**Supplied material**
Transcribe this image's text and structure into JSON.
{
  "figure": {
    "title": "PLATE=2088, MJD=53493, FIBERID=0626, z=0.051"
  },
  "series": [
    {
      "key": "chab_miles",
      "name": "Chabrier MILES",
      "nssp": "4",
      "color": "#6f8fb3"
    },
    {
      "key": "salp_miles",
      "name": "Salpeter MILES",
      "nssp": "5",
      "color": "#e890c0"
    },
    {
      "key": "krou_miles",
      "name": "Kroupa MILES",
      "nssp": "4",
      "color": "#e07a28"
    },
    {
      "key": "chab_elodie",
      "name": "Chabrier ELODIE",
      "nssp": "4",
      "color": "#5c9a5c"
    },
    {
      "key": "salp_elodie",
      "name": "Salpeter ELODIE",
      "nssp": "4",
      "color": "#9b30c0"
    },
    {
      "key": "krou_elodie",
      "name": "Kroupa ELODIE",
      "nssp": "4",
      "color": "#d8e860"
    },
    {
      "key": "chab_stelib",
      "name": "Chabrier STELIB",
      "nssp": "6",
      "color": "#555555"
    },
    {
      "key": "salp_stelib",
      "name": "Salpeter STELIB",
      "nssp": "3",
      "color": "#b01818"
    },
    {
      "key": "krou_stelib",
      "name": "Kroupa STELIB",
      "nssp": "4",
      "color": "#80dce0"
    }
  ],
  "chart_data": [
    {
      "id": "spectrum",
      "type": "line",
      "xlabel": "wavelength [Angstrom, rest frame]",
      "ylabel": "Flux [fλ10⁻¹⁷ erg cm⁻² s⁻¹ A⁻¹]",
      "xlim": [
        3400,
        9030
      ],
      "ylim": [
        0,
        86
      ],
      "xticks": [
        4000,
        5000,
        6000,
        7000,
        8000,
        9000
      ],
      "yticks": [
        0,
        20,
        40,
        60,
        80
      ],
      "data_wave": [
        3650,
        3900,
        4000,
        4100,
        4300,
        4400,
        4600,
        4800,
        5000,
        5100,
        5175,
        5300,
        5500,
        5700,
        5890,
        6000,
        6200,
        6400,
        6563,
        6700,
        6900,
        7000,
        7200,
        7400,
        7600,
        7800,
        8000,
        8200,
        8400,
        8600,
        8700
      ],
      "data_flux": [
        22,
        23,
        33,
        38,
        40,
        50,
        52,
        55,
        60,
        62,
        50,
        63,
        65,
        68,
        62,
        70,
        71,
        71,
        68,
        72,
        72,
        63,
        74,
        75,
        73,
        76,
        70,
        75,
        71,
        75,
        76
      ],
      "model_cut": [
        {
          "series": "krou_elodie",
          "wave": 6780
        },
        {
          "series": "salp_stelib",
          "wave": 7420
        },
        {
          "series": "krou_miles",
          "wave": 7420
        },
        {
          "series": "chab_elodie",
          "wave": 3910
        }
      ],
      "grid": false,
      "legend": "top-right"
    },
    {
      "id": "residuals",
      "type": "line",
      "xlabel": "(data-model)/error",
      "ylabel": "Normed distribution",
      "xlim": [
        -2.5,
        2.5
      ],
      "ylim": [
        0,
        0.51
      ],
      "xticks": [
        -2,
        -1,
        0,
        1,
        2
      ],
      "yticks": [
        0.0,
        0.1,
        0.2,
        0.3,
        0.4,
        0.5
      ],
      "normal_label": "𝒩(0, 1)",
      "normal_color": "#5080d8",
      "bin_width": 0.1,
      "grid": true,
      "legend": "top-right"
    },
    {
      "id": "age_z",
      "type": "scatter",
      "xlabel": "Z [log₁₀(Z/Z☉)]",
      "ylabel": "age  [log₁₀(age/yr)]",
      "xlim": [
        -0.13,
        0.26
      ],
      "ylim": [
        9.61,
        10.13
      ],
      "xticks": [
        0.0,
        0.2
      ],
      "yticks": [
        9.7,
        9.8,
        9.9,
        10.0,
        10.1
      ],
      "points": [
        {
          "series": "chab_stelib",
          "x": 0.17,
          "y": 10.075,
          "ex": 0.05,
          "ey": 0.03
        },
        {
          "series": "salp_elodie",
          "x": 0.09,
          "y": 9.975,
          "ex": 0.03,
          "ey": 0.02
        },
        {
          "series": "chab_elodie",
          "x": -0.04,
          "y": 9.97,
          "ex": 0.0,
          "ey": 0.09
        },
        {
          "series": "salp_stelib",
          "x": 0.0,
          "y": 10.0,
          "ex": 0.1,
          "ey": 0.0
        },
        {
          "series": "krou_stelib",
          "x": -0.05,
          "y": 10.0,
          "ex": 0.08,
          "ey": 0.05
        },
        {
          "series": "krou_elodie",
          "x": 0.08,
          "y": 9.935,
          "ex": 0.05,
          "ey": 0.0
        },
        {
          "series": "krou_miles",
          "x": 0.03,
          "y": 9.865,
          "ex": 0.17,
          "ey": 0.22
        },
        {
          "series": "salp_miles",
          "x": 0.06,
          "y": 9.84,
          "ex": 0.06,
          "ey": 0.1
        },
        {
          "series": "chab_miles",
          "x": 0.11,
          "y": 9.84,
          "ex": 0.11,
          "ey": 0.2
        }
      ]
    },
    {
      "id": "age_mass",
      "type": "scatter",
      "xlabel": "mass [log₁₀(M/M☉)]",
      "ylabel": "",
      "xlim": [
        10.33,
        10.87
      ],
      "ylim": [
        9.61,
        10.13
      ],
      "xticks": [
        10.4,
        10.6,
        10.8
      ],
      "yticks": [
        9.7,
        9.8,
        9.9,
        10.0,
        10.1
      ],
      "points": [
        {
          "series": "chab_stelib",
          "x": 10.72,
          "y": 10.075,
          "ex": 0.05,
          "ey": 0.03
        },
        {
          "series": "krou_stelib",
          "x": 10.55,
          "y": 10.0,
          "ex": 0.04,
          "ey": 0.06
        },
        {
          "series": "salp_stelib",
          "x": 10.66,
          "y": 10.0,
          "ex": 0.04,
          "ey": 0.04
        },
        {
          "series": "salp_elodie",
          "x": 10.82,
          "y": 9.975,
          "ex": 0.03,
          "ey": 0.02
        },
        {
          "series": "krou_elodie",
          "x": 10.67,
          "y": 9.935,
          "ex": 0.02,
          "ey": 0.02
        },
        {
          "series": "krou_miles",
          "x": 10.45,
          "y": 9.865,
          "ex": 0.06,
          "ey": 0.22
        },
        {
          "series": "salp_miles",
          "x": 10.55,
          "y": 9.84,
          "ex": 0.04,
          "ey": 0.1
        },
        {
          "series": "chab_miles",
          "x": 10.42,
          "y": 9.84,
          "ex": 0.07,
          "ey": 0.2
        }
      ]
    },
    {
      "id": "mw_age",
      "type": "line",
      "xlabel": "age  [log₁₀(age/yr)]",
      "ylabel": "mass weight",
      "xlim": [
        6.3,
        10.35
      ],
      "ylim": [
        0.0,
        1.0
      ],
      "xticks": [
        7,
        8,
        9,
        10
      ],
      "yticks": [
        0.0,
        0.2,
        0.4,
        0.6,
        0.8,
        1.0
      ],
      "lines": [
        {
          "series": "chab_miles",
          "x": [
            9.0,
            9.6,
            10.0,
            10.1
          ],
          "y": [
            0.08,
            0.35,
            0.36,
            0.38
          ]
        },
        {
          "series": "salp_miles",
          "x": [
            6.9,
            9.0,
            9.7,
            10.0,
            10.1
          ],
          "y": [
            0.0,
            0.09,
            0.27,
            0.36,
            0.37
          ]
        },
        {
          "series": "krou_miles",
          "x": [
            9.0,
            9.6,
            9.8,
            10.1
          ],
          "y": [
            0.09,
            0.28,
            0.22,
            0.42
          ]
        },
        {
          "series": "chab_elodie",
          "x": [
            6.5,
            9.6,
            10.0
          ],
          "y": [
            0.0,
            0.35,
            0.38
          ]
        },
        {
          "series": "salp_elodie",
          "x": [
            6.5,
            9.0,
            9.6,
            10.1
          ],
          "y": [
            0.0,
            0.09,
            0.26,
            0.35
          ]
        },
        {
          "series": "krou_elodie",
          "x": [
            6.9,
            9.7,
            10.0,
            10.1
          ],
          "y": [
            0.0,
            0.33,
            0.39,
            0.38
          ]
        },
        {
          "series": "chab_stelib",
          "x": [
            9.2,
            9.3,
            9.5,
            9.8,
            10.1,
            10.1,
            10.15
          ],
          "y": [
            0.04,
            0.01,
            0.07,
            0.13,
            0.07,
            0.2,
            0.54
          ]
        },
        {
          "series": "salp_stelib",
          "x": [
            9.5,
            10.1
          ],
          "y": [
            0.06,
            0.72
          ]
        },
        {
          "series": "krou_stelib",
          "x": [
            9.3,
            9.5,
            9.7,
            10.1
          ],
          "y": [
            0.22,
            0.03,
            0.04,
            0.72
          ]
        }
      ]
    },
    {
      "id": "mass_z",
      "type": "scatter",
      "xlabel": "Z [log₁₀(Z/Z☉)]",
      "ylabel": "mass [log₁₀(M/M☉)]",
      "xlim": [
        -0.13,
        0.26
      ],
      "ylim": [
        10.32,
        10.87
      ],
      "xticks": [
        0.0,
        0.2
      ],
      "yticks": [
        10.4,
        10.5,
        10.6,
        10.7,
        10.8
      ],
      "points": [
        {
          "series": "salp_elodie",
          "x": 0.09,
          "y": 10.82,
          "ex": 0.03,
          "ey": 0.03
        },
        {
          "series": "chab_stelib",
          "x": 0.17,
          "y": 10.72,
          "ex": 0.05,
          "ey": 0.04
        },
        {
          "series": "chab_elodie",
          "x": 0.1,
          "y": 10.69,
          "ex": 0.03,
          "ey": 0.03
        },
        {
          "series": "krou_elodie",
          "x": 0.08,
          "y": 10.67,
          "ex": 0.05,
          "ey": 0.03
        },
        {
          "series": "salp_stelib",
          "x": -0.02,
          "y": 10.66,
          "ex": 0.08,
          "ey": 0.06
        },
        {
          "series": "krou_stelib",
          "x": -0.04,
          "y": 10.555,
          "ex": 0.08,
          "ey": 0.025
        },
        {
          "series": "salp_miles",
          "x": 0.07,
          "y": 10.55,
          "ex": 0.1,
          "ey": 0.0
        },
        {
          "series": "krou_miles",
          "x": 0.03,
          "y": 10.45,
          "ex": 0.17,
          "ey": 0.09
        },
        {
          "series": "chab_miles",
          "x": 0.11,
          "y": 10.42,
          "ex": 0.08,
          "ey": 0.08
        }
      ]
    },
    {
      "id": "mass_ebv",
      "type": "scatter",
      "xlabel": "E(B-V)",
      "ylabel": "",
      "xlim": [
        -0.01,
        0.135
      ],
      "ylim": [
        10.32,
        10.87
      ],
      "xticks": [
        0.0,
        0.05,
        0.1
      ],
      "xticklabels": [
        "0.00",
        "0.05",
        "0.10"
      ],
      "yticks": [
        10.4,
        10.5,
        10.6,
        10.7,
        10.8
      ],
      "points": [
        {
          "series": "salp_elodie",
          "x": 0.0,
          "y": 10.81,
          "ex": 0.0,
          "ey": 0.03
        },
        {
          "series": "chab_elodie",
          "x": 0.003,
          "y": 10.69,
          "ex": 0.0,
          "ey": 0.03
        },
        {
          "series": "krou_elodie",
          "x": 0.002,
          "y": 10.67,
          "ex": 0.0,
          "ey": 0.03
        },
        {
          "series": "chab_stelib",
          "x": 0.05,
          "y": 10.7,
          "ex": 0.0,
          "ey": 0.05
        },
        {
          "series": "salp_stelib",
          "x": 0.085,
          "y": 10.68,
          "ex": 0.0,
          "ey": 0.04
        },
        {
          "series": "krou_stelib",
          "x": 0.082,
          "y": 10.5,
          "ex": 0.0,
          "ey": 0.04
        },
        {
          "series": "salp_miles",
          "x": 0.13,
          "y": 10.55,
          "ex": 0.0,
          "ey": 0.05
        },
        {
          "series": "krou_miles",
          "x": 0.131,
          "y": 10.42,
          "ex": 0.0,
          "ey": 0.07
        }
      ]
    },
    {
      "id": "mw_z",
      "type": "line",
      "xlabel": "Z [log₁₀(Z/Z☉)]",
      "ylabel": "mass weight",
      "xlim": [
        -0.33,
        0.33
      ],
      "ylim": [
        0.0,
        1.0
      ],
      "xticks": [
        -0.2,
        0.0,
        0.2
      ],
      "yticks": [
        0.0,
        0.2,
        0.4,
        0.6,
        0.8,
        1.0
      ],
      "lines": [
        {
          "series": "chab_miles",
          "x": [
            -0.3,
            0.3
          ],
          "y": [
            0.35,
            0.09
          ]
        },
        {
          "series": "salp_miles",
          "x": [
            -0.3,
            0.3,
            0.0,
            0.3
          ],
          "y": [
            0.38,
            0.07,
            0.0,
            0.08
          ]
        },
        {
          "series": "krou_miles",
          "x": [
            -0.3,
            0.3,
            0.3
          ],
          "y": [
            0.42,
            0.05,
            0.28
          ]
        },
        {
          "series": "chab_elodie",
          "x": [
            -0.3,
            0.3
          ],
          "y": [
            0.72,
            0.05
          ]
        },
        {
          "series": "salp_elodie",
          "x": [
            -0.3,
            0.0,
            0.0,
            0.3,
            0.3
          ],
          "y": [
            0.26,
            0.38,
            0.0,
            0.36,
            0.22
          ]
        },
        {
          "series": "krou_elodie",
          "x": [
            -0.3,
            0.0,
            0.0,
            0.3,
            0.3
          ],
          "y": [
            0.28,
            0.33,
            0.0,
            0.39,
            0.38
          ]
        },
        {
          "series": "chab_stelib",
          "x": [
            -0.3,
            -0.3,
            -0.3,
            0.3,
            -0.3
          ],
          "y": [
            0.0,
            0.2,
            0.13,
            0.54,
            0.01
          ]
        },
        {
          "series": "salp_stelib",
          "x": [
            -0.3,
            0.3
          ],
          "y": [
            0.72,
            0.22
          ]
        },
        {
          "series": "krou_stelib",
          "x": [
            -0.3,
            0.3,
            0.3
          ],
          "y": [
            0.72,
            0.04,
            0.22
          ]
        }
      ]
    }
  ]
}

**Goal**
Say how many lines contain the string "ylabel", giving nothing but the count.

**Expected answer**
8